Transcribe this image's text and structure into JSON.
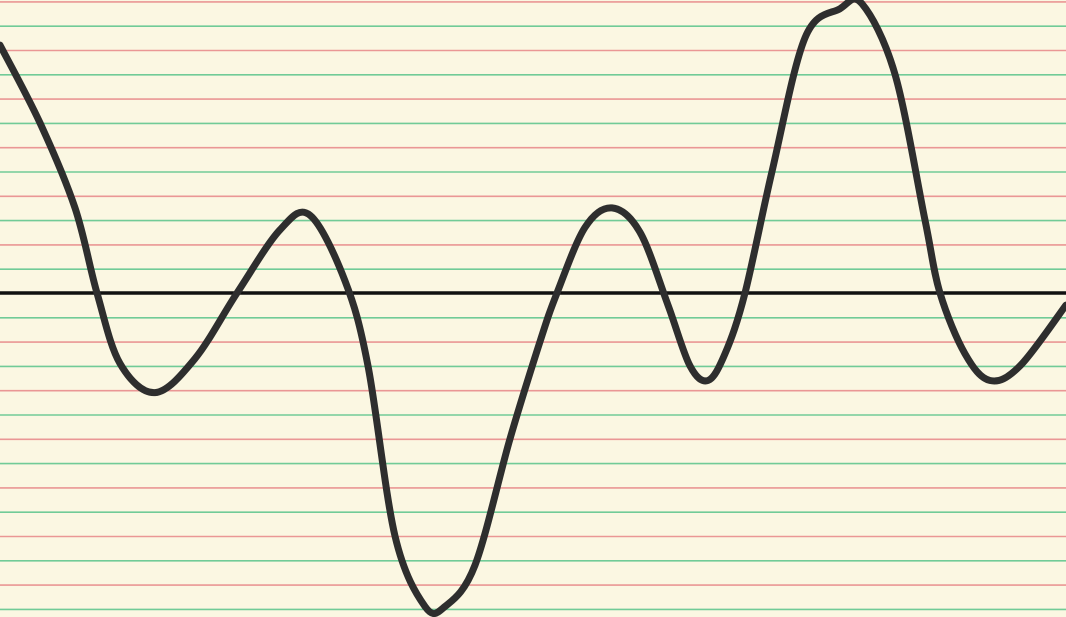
{
  "chart_data": {
    "type": "line",
    "title": "",
    "xlabel": "",
    "ylabel": "",
    "grid": true,
    "legend": "none",
    "background_color": "#fbf7e2",
    "ruling_colors": [
      "#e98d8d",
      "#63c78f"
    ],
    "axis_color": "#111111",
    "line_color": "#2e2e2e",
    "xlim": [
      0,
      1066
    ],
    "ylim": [
      -13,
      12
    ],
    "series": [
      {
        "x": [
          0,
          40,
          75,
          97,
          120,
          155,
          195,
          237,
          280,
          310,
          345,
          368,
          395,
          425,
          445,
          475,
          510,
          540,
          557,
          585,
          612,
          640,
          668,
          690,
          708,
          725,
          745,
          772,
          805,
          840,
          862,
          895,
          925,
          940,
          965,
          990,
          1020,
          1066
        ],
        "y": [
          10.2,
          7.0,
          3.5,
          0,
          -2.9,
          -4.1,
          -2.7,
          0,
          2.6,
          3.2,
          0.5,
          -3.0,
          -10.0,
          -12.9,
          -12.9,
          -11.2,
          -6.0,
          -2.0,
          0,
          2.7,
          3.5,
          2.5,
          -0.5,
          -3.0,
          -3.6,
          -2.5,
          0,
          5.0,
          10.5,
          11.7,
          11.9,
          9.0,
          3.0,
          0,
          -2.5,
          -3.6,
          -3.0,
          -0.5
        ]
      }
    ]
  }
}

_ _ _ _ _ _ _

**Directions**. Return each line from the material above exactly, but not the pictures.

**Response to the task**.
Transcribe this image's text and structure into JSON.
{
  "chart_data": {
    "type": "line",
    "title": "",
    "xlabel": "",
    "ylabel": "",
    "grid": true,
    "legend": "none",
    "background_color": "#fbf7e2",
    "ruling_colors": [
      "#e98d8d",
      "#63c78f"
    ],
    "axis_color": "#111111",
    "line_color": "#2e2e2e",
    "xlim": [
      0,
      1066
    ],
    "ylim": [
      -13,
      12
    ],
    "series": [
      {
        "x": [
          0,
          40,
          75,
          97,
          120,
          155,
          195,
          237,
          280,
          310,
          345,
          368,
          395,
          425,
          445,
          475,
          510,
          540,
          557,
          585,
          612,
          640,
          668,
          690,
          708,
          725,
          745,
          772,
          805,
          840,
          862,
          895,
          925,
          940,
          965,
          990,
          1020,
          1066
        ],
        "y": [
          10.2,
          7.0,
          3.5,
          0,
          -2.9,
          -4.1,
          -2.7,
          0,
          2.6,
          3.2,
          0.5,
          -3.0,
          -10.0,
          -12.9,
          -12.9,
          -11.2,
          -6.0,
          -2.0,
          0,
          2.7,
          3.5,
          2.5,
          -0.5,
          -3.0,
          -3.6,
          -2.5,
          0,
          5.0,
          10.5,
          11.7,
          11.9,
          9.0,
          3.0,
          0,
          -2.5,
          -3.6,
          -3.0,
          -0.5
        ]
      }
    ]
  }
}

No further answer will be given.